Copy nothing but the text: reproduce each line of the listing exactly and leave the pictures out.

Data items

=-=-=-=-=

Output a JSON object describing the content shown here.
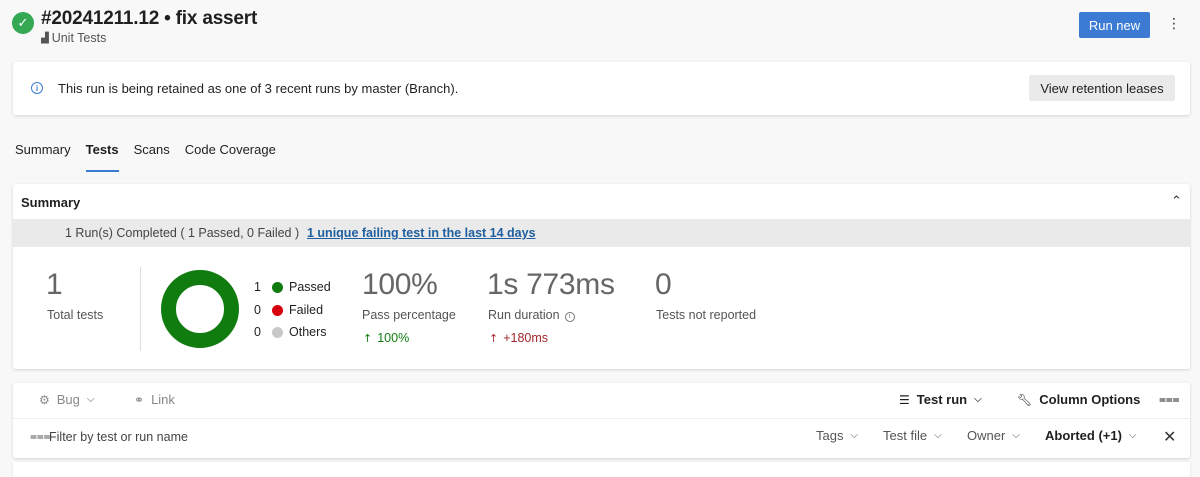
{
  "header": {
    "run_title": "#20241211.12 • fix assert",
    "pipeline_name": "Unit Tests",
    "run_new_label": "Run new",
    "more_icon": "more-vertical-icon"
  },
  "banner": {
    "message": "This run is being retained as one of 3 recent runs by master (Branch).",
    "button_label": "View retention leases"
  },
  "tabs": [
    {
      "label": "Summary",
      "active": false
    },
    {
      "label": "Tests",
      "active": true
    },
    {
      "label": "Scans",
      "active": false
    },
    {
      "label": "Code Coverage",
      "active": false
    }
  ],
  "summary": {
    "title": "Summary",
    "runs_text": "1 Run(s) Completed ( 1 Passed, 0 Failed )",
    "failing_link": "1 unique failing test in the last 14 days",
    "total_tests": {
      "value": "1",
      "label": "Total tests"
    },
    "legend": [
      {
        "count": "1",
        "label": "Passed",
        "color": "#107c10"
      },
      {
        "count": "0",
        "label": "Failed",
        "color": "#d9000d"
      },
      {
        "count": "0",
        "label": "Others",
        "color": "#c8c8c8"
      }
    ],
    "pass_percentage": {
      "value": "100%",
      "label": "Pass percentage",
      "delta": "100%",
      "delta_color": "#107c10"
    },
    "run_duration": {
      "value": "1s 773ms",
      "label": "Run duration",
      "delta": "+180ms",
      "delta_color": "#a4262c"
    },
    "not_reported": {
      "value": "0",
      "label": "Tests not reported"
    }
  },
  "toolbar": {
    "bug_label": "Bug",
    "link_label": "Link",
    "test_run_label": "Test run",
    "column_options_label": "Column Options",
    "filter_placeholder": "Filter by test or run name",
    "filters": {
      "tags": "Tags",
      "test_file": "Test file",
      "owner": "Owner",
      "outcome": "Aborted (+1)"
    }
  }
}
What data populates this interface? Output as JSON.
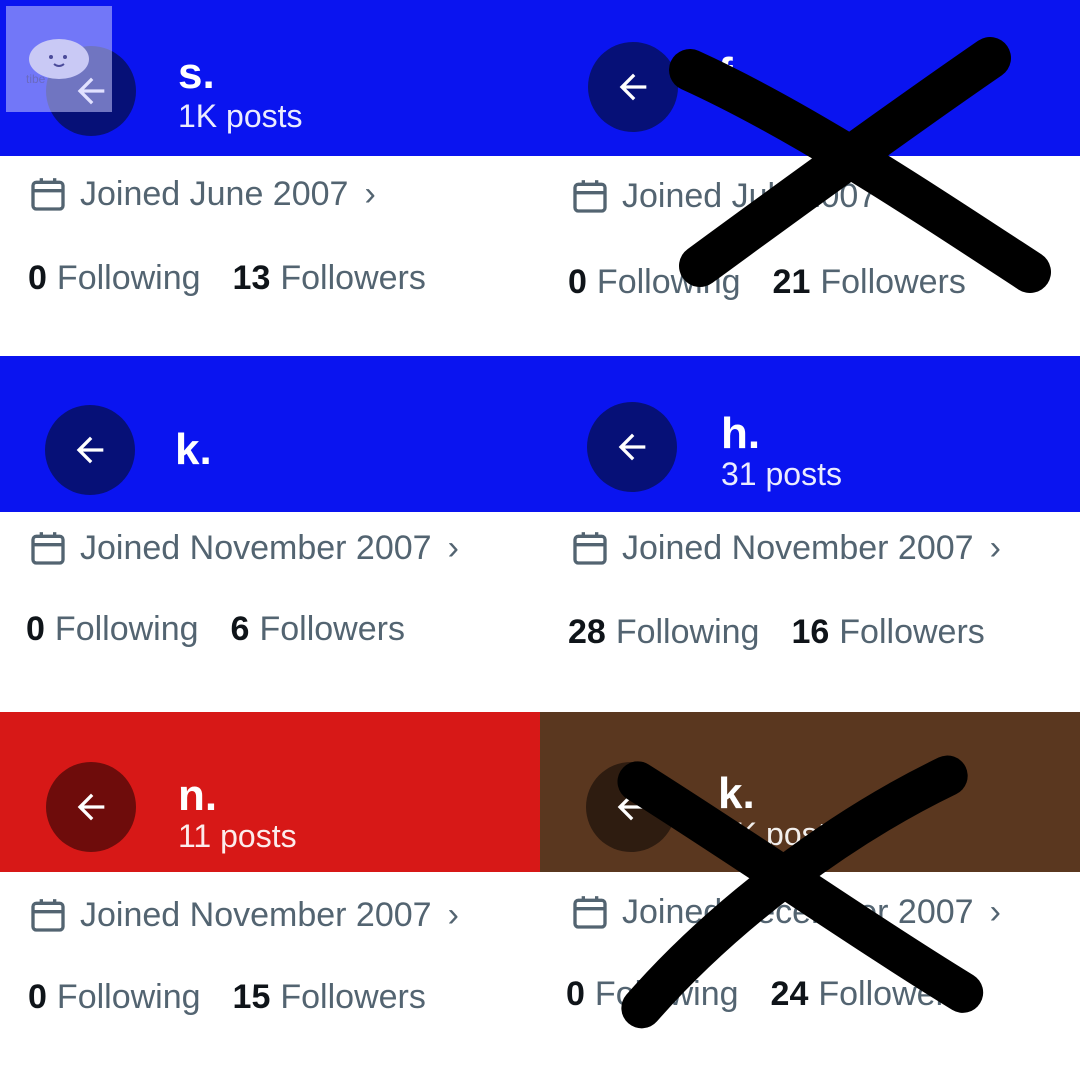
{
  "profiles": [
    {
      "name": "s.",
      "posts": "1K posts",
      "joined": "Joined June 2007",
      "following_count": "0",
      "following_label": "Following",
      "followers_count": "13",
      "followers_label": "Followers",
      "banner_color": "#0a14f0",
      "button_color": "#061077",
      "crossed": false
    },
    {
      "name": "f",
      "posts": "",
      "joined": "Joined July 2007",
      "following_count": "0",
      "following_label": "Following",
      "followers_count": "21",
      "followers_label": "Followers",
      "banner_color": "#0a14f0",
      "button_color": "#061077",
      "crossed": true
    },
    {
      "name": "k.",
      "posts": "",
      "joined": "Joined November 2007",
      "following_count": "0",
      "following_label": "Following",
      "followers_count": "6",
      "followers_label": "Followers",
      "banner_color": "#0a14f0",
      "button_color": "#061077",
      "crossed": false
    },
    {
      "name": "h.",
      "posts": "31 posts",
      "joined": "Joined November 2007",
      "following_count": "28",
      "following_label": "Following",
      "followers_count": "16",
      "followers_label": "Followers",
      "banner_color": "#0a14f0",
      "button_color": "#061077",
      "crossed": false
    },
    {
      "name": "n.",
      "posts": "11 posts",
      "joined": "Joined November 2007",
      "following_count": "0",
      "following_label": "Following",
      "followers_count": "15",
      "followers_label": "Followers",
      "banner_color": "#d71817",
      "button_color": "#6e0c0b",
      "crossed": false
    },
    {
      "name": "k.",
      "posts": "5K posts",
      "joined": "Joined December 2007",
      "following_count": "0",
      "following_label": "Following",
      "followers_count": "24",
      "followers_label": "Followers",
      "banner_color": "#5a371f",
      "button_color": "#2e1c10",
      "crossed": true
    }
  ],
  "watermark": {
    "text": "tibe"
  }
}
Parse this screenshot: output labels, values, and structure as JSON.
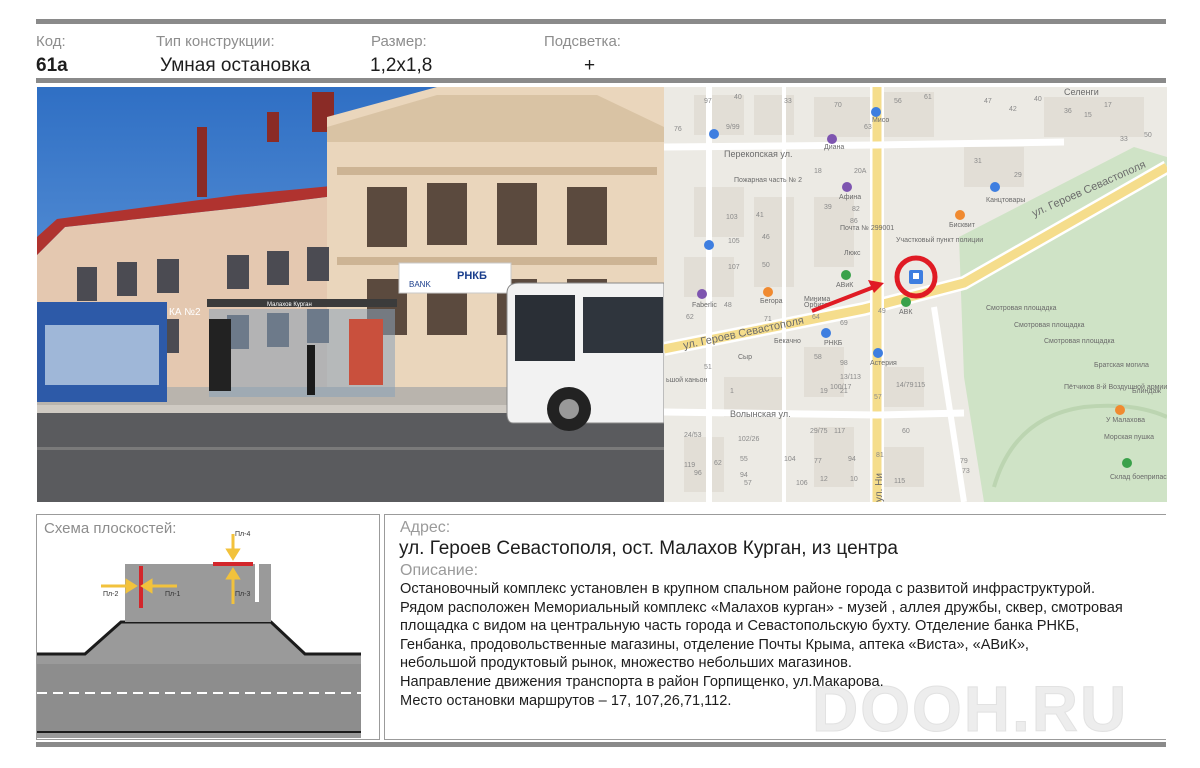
{
  "header": {
    "code_label": "Код:",
    "code_value": "61а",
    "type_label": "Тип конструкции:",
    "type_value": "Умная остановка",
    "size_label": "Размер:",
    "size_value": "1,2х1,8",
    "light_label": "Подсветка:",
    "light_value": "+"
  },
  "photo": {
    "bank_sign": "РНКБ",
    "bank_sub": "BANK",
    "stop_sign": "Малахов Курган",
    "shop_sign": "КА №2"
  },
  "map": {
    "streets": {
      "main": "ул. Героев Севастополя",
      "main_east": "ул. Героев Севастополя",
      "perekopskaya": "Перекопская ул.",
      "volynskaya": "Волынская ул.",
      "selenginskaya": "Селенги",
      "vertical": "ул. Ни"
    },
    "pois": {
      "fire": "Пожарная часть № 2",
      "diana": "Диана",
      "afina": "Афина",
      "pochta": "Почта № 299001",
      "police": "Участковый пункт полиции",
      "lux": "Люкс",
      "kanc": "Канцтовары",
      "bisquit": "Бисквит",
      "avik": "АВиК",
      "avk": "АВК",
      "faberlic": "Faberlic",
      "vegora": "Бегора",
      "orbita": "Орбита",
      "rnkb": "РНКБ",
      "bekovsky": "Бекачно",
      "asteria": "Астерия",
      "mis": "Мисо",
      "syr": "Сыр",
      "kanyon": "ьшой каньон",
      "view1": "Смотровая площадка",
      "view2": "Смотровая площадка",
      "view3": "Смотровая площадка",
      "grave": "Братская могила",
      "blindazh": "Блиндаж",
      "battery": "Пётчиков 8-й Воздушной армии",
      "malakhov": "У Малахова",
      "morskaya": "Морская пушка",
      "sklad": "Склад боеприпасов № 2",
      "mini": "Минима"
    },
    "numbers": [
      "97",
      "40",
      "33",
      "70",
      "56",
      "61",
      "47",
      "42",
      "40",
      "36",
      "9/99",
      "76",
      "63",
      "15",
      "17",
      "33",
      "50",
      "31",
      "18",
      "20А",
      "29",
      "39",
      "82",
      "103",
      "41",
      "86",
      "105",
      "46",
      "107",
      "50",
      "48",
      "71",
      "62",
      "64",
      "69",
      "49",
      "58",
      "98",
      "51",
      "13/113",
      "100/17",
      "1",
      "19",
      "21",
      "14/79",
      "115",
      "24/53",
      "102/26",
      "29/75",
      "117",
      "60",
      "55",
      "104",
      "77",
      "94",
      "81",
      "96",
      "119",
      "62",
      "57",
      "106",
      "12",
      "10",
      "79",
      "73",
      "115",
      "57",
      "94"
    ]
  },
  "scheme": {
    "title": "Схема плоскостей:",
    "plane1": "Пл-1",
    "plane2": "Пл-2",
    "plane3": "Пл-3",
    "plane4": "Пл-4"
  },
  "address": {
    "label": "Адрес:",
    "value": "ул. Героев Севастополя, ост. Малахов Курган, из центра"
  },
  "description": {
    "label": "Описание:",
    "lines": [
      "Остановочный комплекс установлен в крупном спальном районе города с развитой инфраструктурой.",
      "Рядом расположен  Мемориальный комплекс «Малахов курган» - музей , аллея дружбы, сквер,  смотровая",
      "площадка с видом на центральную часть города и  Севастопольскую бухту. Отделение банка РНКБ,",
      "Генбанка,  продовольственные магазины, отделение Почты Крыма, аптека «Виста», «АВиК»,",
      "небольшой продуктовый рынок,  множество небольших магазинов.",
      "Направление движения транспорта в район Горпищенко, ул.Макарова.",
      "Место остановки маршрутов – 17, 107,26,71,112."
    ]
  },
  "watermark": "DOOH.RU",
  "colors": {
    "rule": "#8a8a8a",
    "label": "#8d8d8d",
    "marker_red": "#e01b24",
    "road": "#9a9a9a",
    "plane_red": "#d3262b",
    "plane_yellow": "#f2c23c",
    "park": "#cfe3c6"
  }
}
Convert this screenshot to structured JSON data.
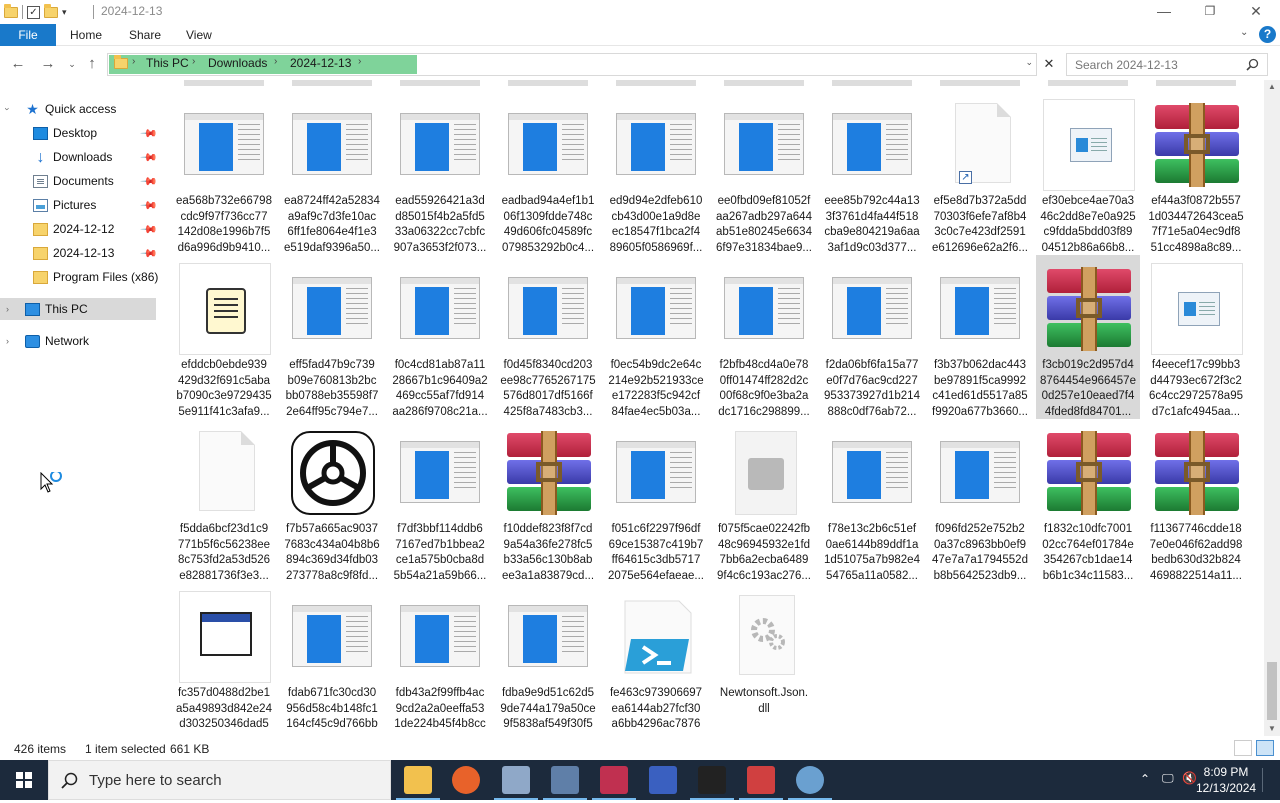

=-=-=-=-=

_Answer_.
Output a JSON object describing the content shown here.
{
  "header": {
    "run_title": "#20241211.12 • fix assert",
    "pipeline_name": "Unit Tests",
    "run_new_label": "Run new",
    "more_icon": "more-vertical-icon"
  },
  "banner": {
    "message": "This run is being retained as one of 3 recent runs by master (Branch).",
    "button_label": "View retention leases"
  },
  "tabs": [
    {
      "label": "Summary",
      "active": false
    },
    {
      "label": "Tests",
      "active": true
    },
    {
      "label": "Scans",
      "active": false
    },
    {
      "label": "Code Coverage",
      "active": false
    }
  ],
  "summary": {
    "title": "Summary",
    "runs_text": "1 Run(s) Completed ( 1 Passed, 0 Failed )",
    "failing_link": "1 unique failing test in the last 14 days",
    "total_tests": {
      "value": "1",
      "label": "Total tests"
    },
    "legend": [
      {
        "count": "1",
        "label": "Passed",
        "color": "#107c10"
      },
      {
        "count": "0",
        "label": "Failed",
        "color": "#d9000d"
      },
      {
        "count": "0",
        "label": "Others",
        "color": "#c8c8c8"
      }
    ],
    "pass_percentage": {
      "value": "100%",
      "label": "Pass percentage",
      "delta": "100%",
      "delta_color": "#107c10"
    },
    "run_duration": {
      "value": "1s 773ms",
      "label": "Run duration",
      "delta": "+180ms",
      "delta_color": "#a4262c"
    },
    "not_reported": {
      "value": "0",
      "label": "Tests not reported"
    }
  },
  "toolbar": {
    "bug_label": "Bug",
    "link_label": "Link",
    "test_run_label": "Test run",
    "column_options_label": "Column Options",
    "filter_placeholder": "Filter by test or run name",
    "filters": {
      "tags": "Tags",
      "test_file": "Test file",
      "owner": "Owner",
      "outcome": "Aborted (+1)"
    }
  }
}
What data populates this interface? Output as JSON.
{
  "profiles": [
    {
      "name": "s.",
      "posts": "1K posts",
      "joined": "Joined June 2007",
      "following_count": "0",
      "following_label": "Following",
      "followers_count": "13",
      "followers_label": "Followers",
      "banner_color": "#0a14f0",
      "button_color": "#061077",
      "crossed": false
    },
    {
      "name": "f",
      "posts": "",
      "joined": "Joined July 2007",
      "following_count": "0",
      "following_label": "Following",
      "followers_count": "21",
      "followers_label": "Followers",
      "banner_color": "#0a14f0",
      "button_color": "#061077",
      "crossed": true
    },
    {
      "name": "k.",
      "posts": "",
      "joined": "Joined November 2007",
      "following_count": "0",
      "following_label": "Following",
      "followers_count": "6",
      "followers_label": "Followers",
      "banner_color": "#0a14f0",
      "button_color": "#061077",
      "crossed": false
    },
    {
      "name": "h.",
      "posts": "31 posts",
      "joined": "Joined November 2007",
      "following_count": "28",
      "following_label": "Following",
      "followers_count": "16",
      "followers_label": "Followers",
      "banner_color": "#0a14f0",
      "button_color": "#061077",
      "crossed": false
    },
    {
      "name": "n.",
      "posts": "11 posts",
      "joined": "Joined November 2007",
      "following_count": "0",
      "following_label": "Following",
      "followers_count": "15",
      "followers_label": "Followers",
      "banner_color": "#d71817",
      "button_color": "#6e0c0b",
      "crossed": false
    },
    {
      "name": "k.",
      "posts": "5K posts",
      "joined": "Joined December 2007",
      "following_count": "0",
      "following_label": "Following",
      "followers_count": "24",
      "followers_label": "Followers",
      "banner_color": "#5a371f",
      "button_color": "#2e1c10",
      "crossed": true
    }
  ],
  "watermark": {
    "text": "tibe"
  }
}
Parse this screenshot: output labels, values, and structure as JSON.
{
  "header": {
    "code_label": "Код:",
    "code_value": "61а",
    "type_label": "Тип конструкции:",
    "type_value": "Умная остановка",
    "size_label": "Размер:",
    "size_value": "1,2х1,8",
    "light_label": "Подсветка:",
    "light_value": "+"
  },
  "photo": {
    "bank_sign": "РНКБ",
    "bank_sub": "BANK",
    "stop_sign": "Малахов Курган",
    "shop_sign": "КА №2"
  },
  "map": {
    "streets": {
      "main": "ул. Героев Севастополя",
      "main_east": "ул. Героев Севастополя",
      "perekopskaya": "Перекопская ул.",
      "volynskaya": "Волынская ул.",
      "selenginskaya": "Селенги",
      "vertical": "ул. Ни"
    },
    "pois": {
      "fire": "Пожарная часть № 2",
      "diana": "Диана",
      "afina": "Афина",
      "pochta": "Почта № 299001",
      "police": "Участковый пункт полиции",
      "lux": "Люкс",
      "kanc": "Канцтовары",
      "bisquit": "Бисквит",
      "avik": "АВиК",
      "avk": "АВК",
      "faberlic": "Faberlic",
      "vegora": "Бегора",
      "orbita": "Орбита",
      "rnkb": "РНКБ",
      "bekovsky": "Бекачно",
      "asteria": "Астерия",
      "mis": "Мисо",
      "syr": "Сыр",
      "kanyon": "ьшой каньон",
      "view1": "Смотровая площадка",
      "view2": "Смотровая площадка",
      "view3": "Смотровая площадка",
      "grave": "Братская могила",
      "blindazh": "Блиндаж",
      "battery": "Пётчиков 8-й Воздушной армии",
      "malakhov": "У Малахова",
      "morskaya": "Морская пушка",
      "sklad": "Склад боеприпасов № 2",
      "mini": "Минима"
    },
    "numbers": [
      "97",
      "40",
      "33",
      "70",
      "56",
      "61",
      "47",
      "42",
      "40",
      "36",
      "9/99",
      "76",
      "63",
      "15",
      "17",
      "33",
      "50",
      "31",
      "18",
      "20А",
      "29",
      "39",
      "82",
      "103",
      "41",
      "86",
      "105",
      "46",
      "107",
      "50",
      "48",
      "71",
      "62",
      "64",
      "69",
      "49",
      "58",
      "98",
      "51",
      "13/113",
      "100/17",
      "1",
      "19",
      "21",
      "14/79",
      "115",
      "24/53",
      "102/26",
      "29/75",
      "117",
      "60",
      "55",
      "104",
      "77",
      "94",
      "81",
      "96",
      "119",
      "62",
      "57",
      "106",
      "12",
      "10",
      "79",
      "73",
      "115",
      "57",
      "94"
    ]
  },
  "scheme": {
    "title": "Схема плоскостей:",
    "plane1": "Пл-1",
    "plane2": "Пл-2",
    "plane3": "Пл-3",
    "plane4": "Пл-4"
  },
  "address": {
    "label": "Адрес:",
    "value": "ул. Героев Севастополя, ост. Малахов Курган, из центра"
  },
  "description": {
    "label": "Описание:",
    "lines": [
      "Остановочный комплекс установлен в крупном спальном районе города с развитой инфраструктурой.",
      "Рядом расположен  Мемориальный комплекс «Малахов курган» - музей , аллея дружбы, сквер,  смотровая",
      "площадка с видом на центральную часть города и  Севастопольскую бухту. Отделение банка РНКБ,",
      "Генбанка,  продовольственные магазины, отделение Почты Крыма, аптека «Виста», «АВиК»,",
      "небольшой продуктовый рынок,  множество небольших магазинов.",
      "Направление движения транспорта в район Горпищенко, ул.Макарова.",
      "Место остановки маршрутов – 17, 107,26,71,112."
    ]
  },
  "watermark": "DOOH.RU",
  "colors": {
    "rule": "#8a8a8a",
    "label": "#8d8d8d",
    "marker_red": "#e01b24",
    "road": "#9a9a9a",
    "plane_red": "#d3262b",
    "plane_yellow": "#f2c23c",
    "park": "#cfe3c6"
  }
}
Convert this screenshot to structured JSON data.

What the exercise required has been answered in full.